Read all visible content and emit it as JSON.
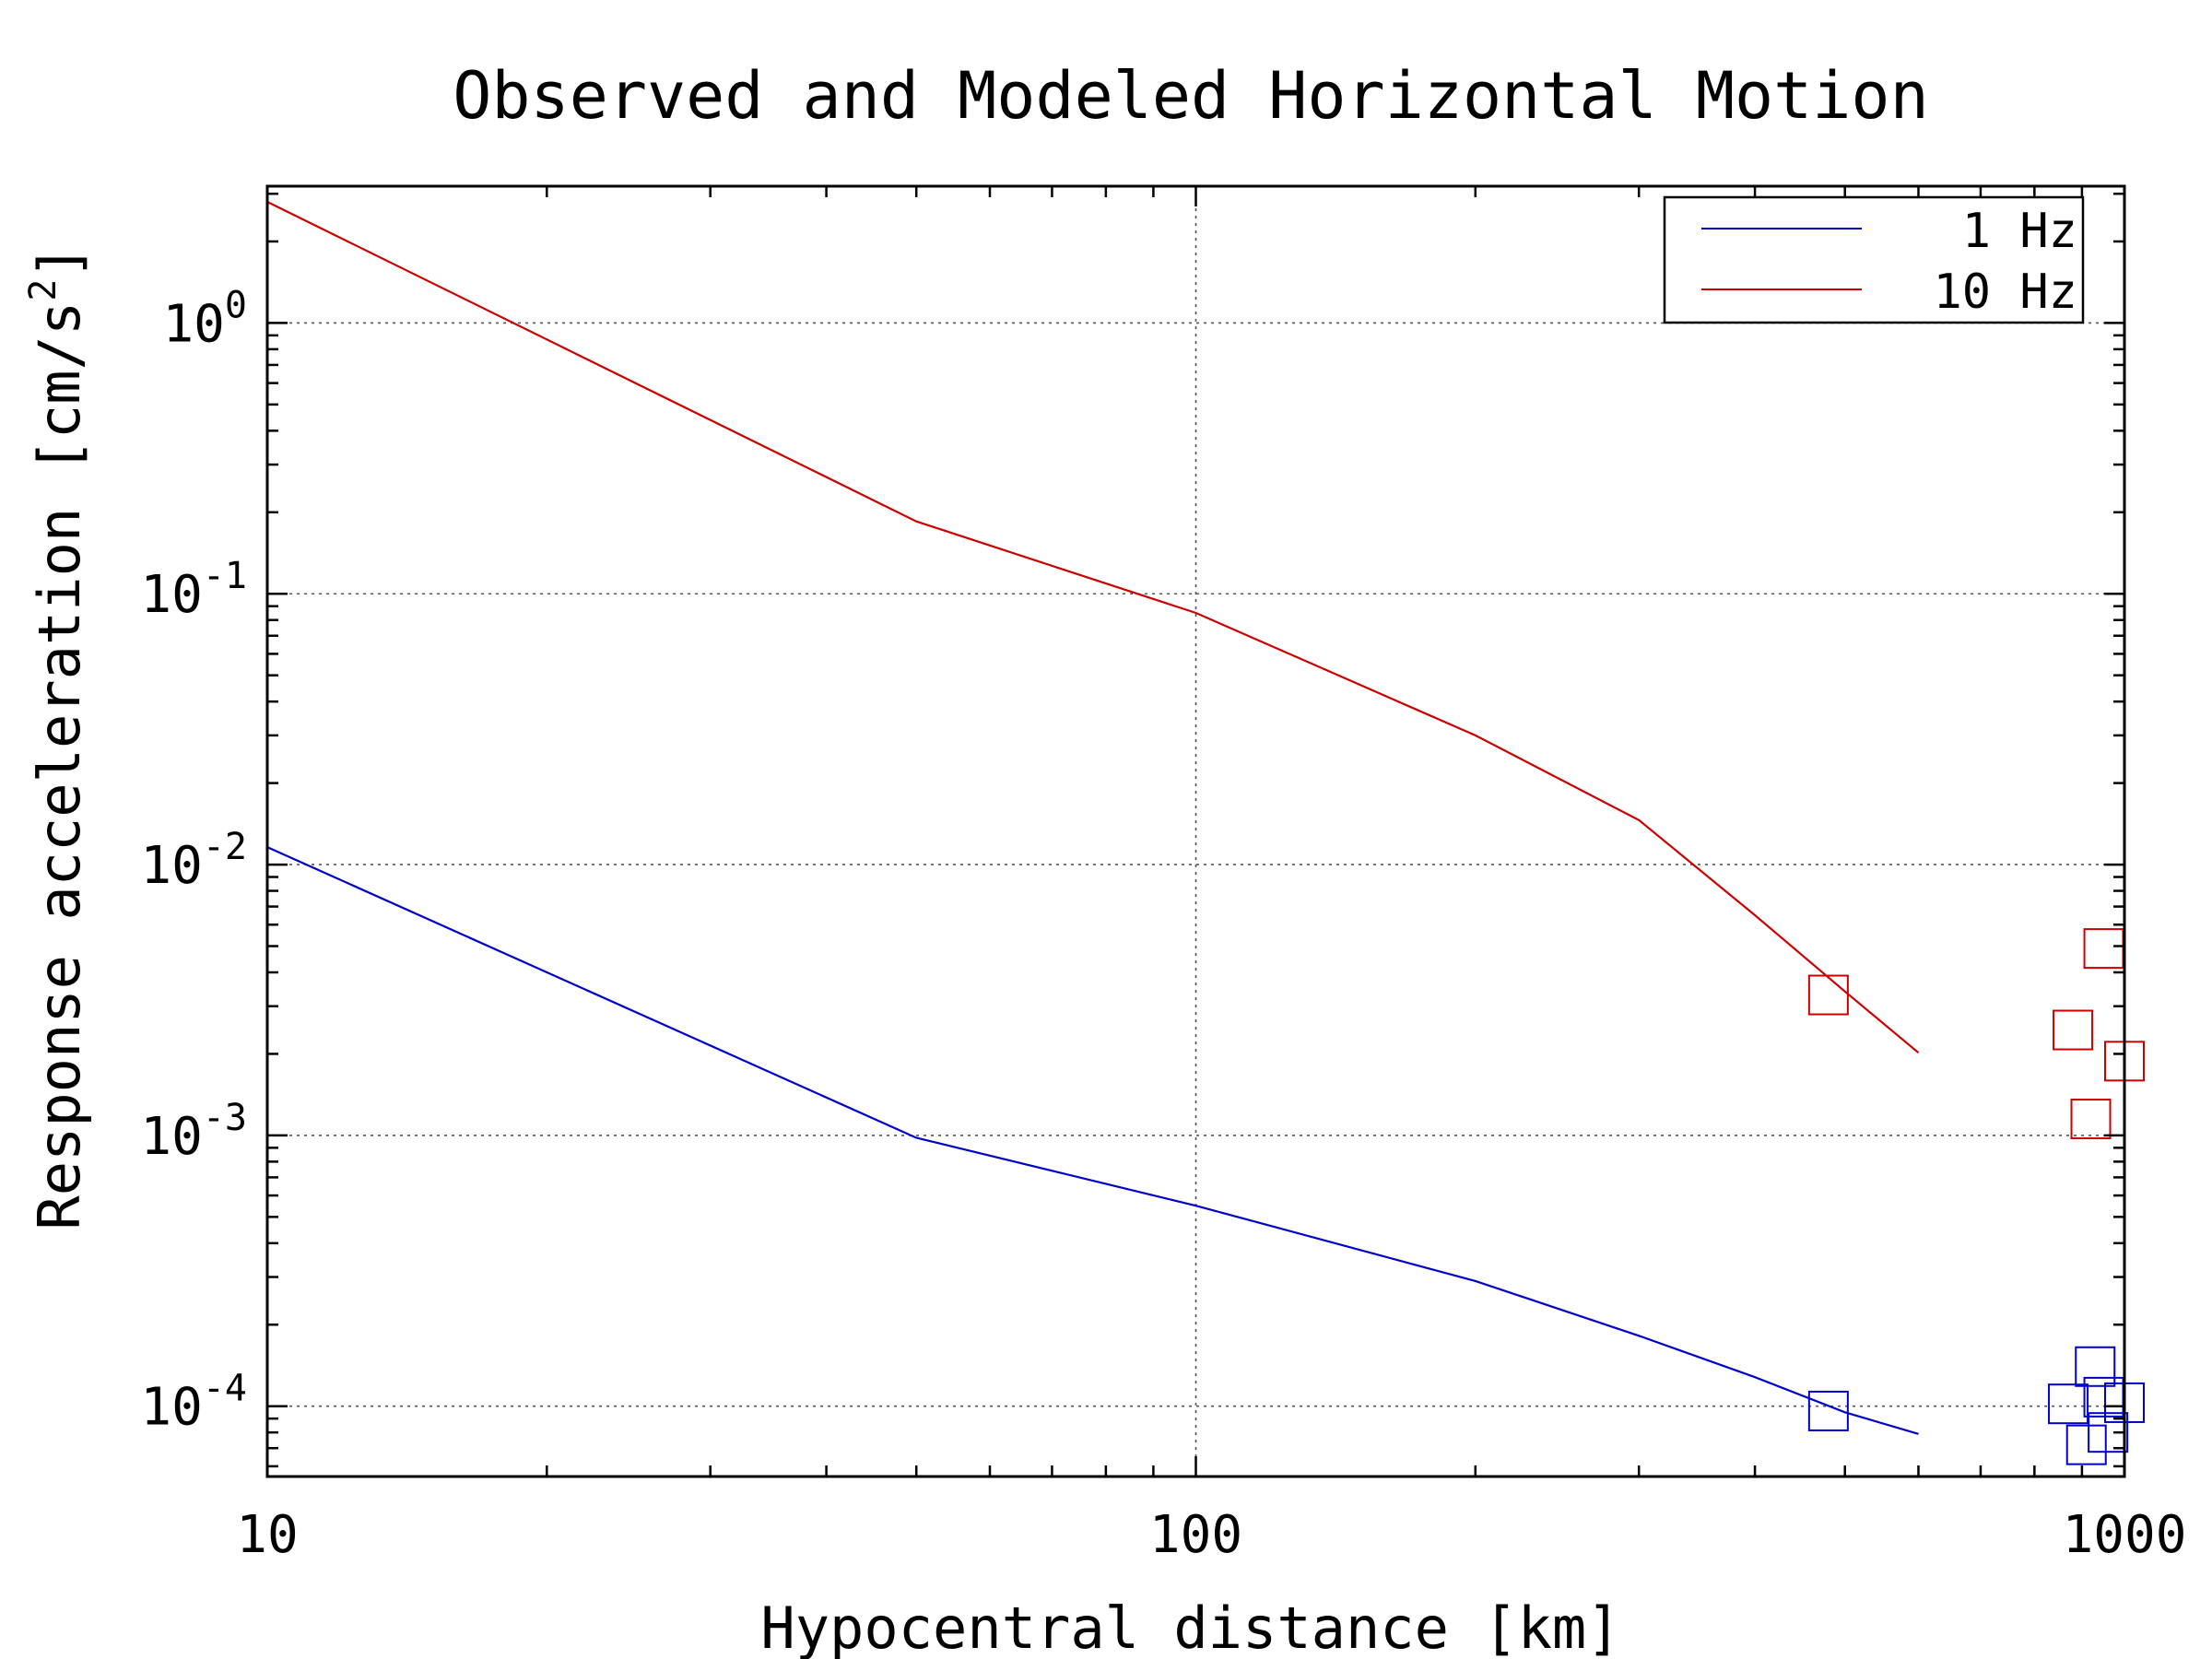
{
  "chart_data": {
    "type": "line",
    "title": "Observed and Modeled Horizontal Motion",
    "xlabel": "Hypocentral distance [km]",
    "ylabel": "Response acceleration [cm/s^2]",
    "ylabel_parts": {
      "main": "Response acceleration [cm/s",
      "sup": "2",
      "end": "]"
    },
    "x_scale": "log",
    "y_scale": "log",
    "xlim": [
      10,
      1000
    ],
    "ylim": [
      5.5e-05,
      3.2
    ],
    "x_ticks": [
      {
        "value": 10,
        "label": "10"
      },
      {
        "value": 100,
        "label": "100"
      },
      {
        "value": 1000,
        "label": "1000"
      }
    ],
    "y_ticks": [
      {
        "value": 1,
        "base": "10",
        "exp": "0"
      },
      {
        "value": 0.1,
        "base": "10",
        "exp": "-1"
      },
      {
        "value": 0.01,
        "base": "10",
        "exp": "-2"
      },
      {
        "value": 0.001,
        "base": "10",
        "exp": "-3"
      },
      {
        "value": 0.0001,
        "base": "10",
        "exp": "-4"
      }
    ],
    "grid": true,
    "legend_position": "top-right",
    "series": [
      {
        "name": "1 Hz",
        "color": "#0000cc",
        "x": [
          10,
          50,
          100,
          200,
          300,
          400,
          500,
          600
        ],
        "y": [
          0.0116,
          0.00098,
          0.00055,
          0.00029,
          0.000182,
          0.000128,
          9.5e-05,
          7.9e-05
        ],
        "observed": {
          "x": [
            480,
            870,
            910,
            930,
            950,
            960,
            1000
          ],
          "y": [
            9.6e-05,
            0.000102,
            7.2e-05,
            0.00014,
            0.000108,
            8e-05,
            0.000103
          ]
        }
      },
      {
        "name": "10 Hz",
        "color": "#cc0000",
        "x": [
          10,
          50,
          100,
          200,
          300,
          400,
          500,
          600
        ],
        "y": [
          2.8,
          0.185,
          0.085,
          0.03,
          0.0146,
          0.0065,
          0.0034,
          0.00202
        ],
        "observed": {
          "x": [
            480,
            880,
            920,
            950,
            1000
          ],
          "y": [
            0.0033,
            0.00245,
            0.00115,
            0.0049,
            0.00188
          ]
        }
      }
    ]
  }
}
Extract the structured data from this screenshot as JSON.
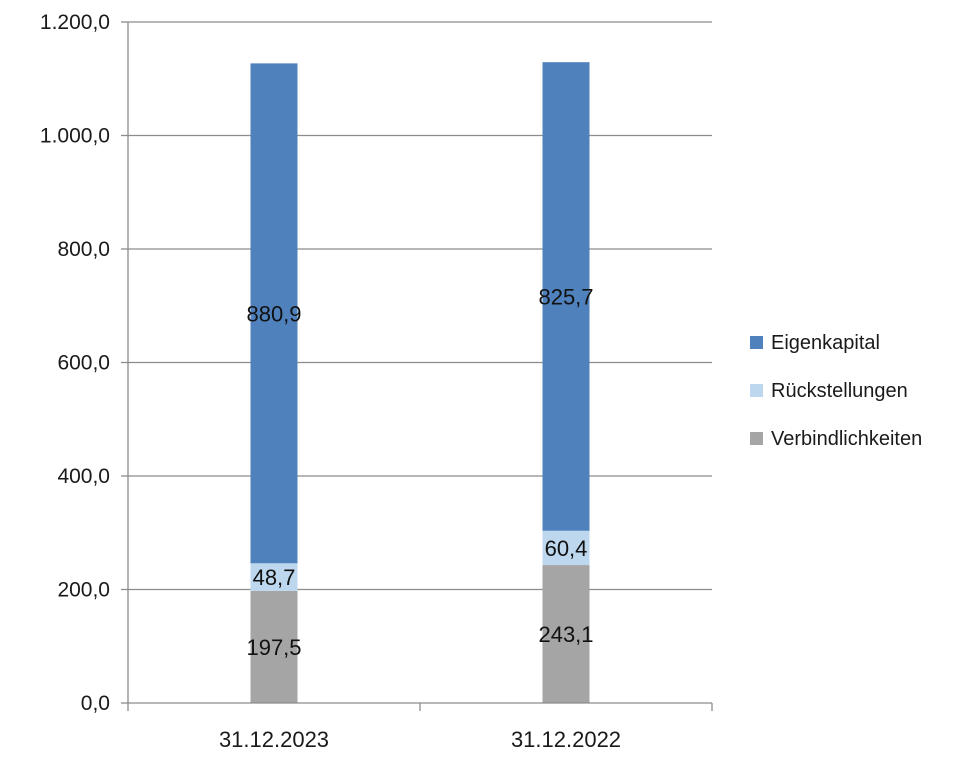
{
  "chart_data": {
    "type": "bar",
    "stacked": true,
    "categories": [
      "31.12.2023",
      "31.12.2022"
    ],
    "series": [
      {
        "name": "Verbindlichkeiten",
        "values": [
          197.5,
          243.1
        ],
        "labels": [
          "197,5",
          "243,1"
        ],
        "color": "#a5a5a5"
      },
      {
        "name": "Rückstellungen",
        "values": [
          48.7,
          60.4
        ],
        "labels": [
          "48,7",
          "60,4"
        ],
        "color": "#bdd7ee"
      },
      {
        "name": "Eigenkapital",
        "values": [
          880.9,
          825.7
        ],
        "labels": [
          "880,9",
          "825,7"
        ],
        "color": "#4f81bd"
      }
    ],
    "yticks": [
      "0,0",
      "200,0",
      "400,0",
      "600,0",
      "800,0",
      "1.000,0",
      "1.200,0"
    ],
    "ylim": [
      0,
      1200
    ],
    "title": "",
    "xlabel": "",
    "ylabel": "",
    "grid": true,
    "legend": [
      "Eigenkapital",
      "Rückstellungen",
      "Verbindlichkeiten"
    ],
    "legend_position": "right"
  }
}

========

WHAT NEEDS TO BE DONE >>
Identify every line where the string "Verbindlichkeiten" appears.

ANSWER TO THIS PROBLEM >>
        "name": "Verbindlichkeiten",
      "Verbindlichkeiten"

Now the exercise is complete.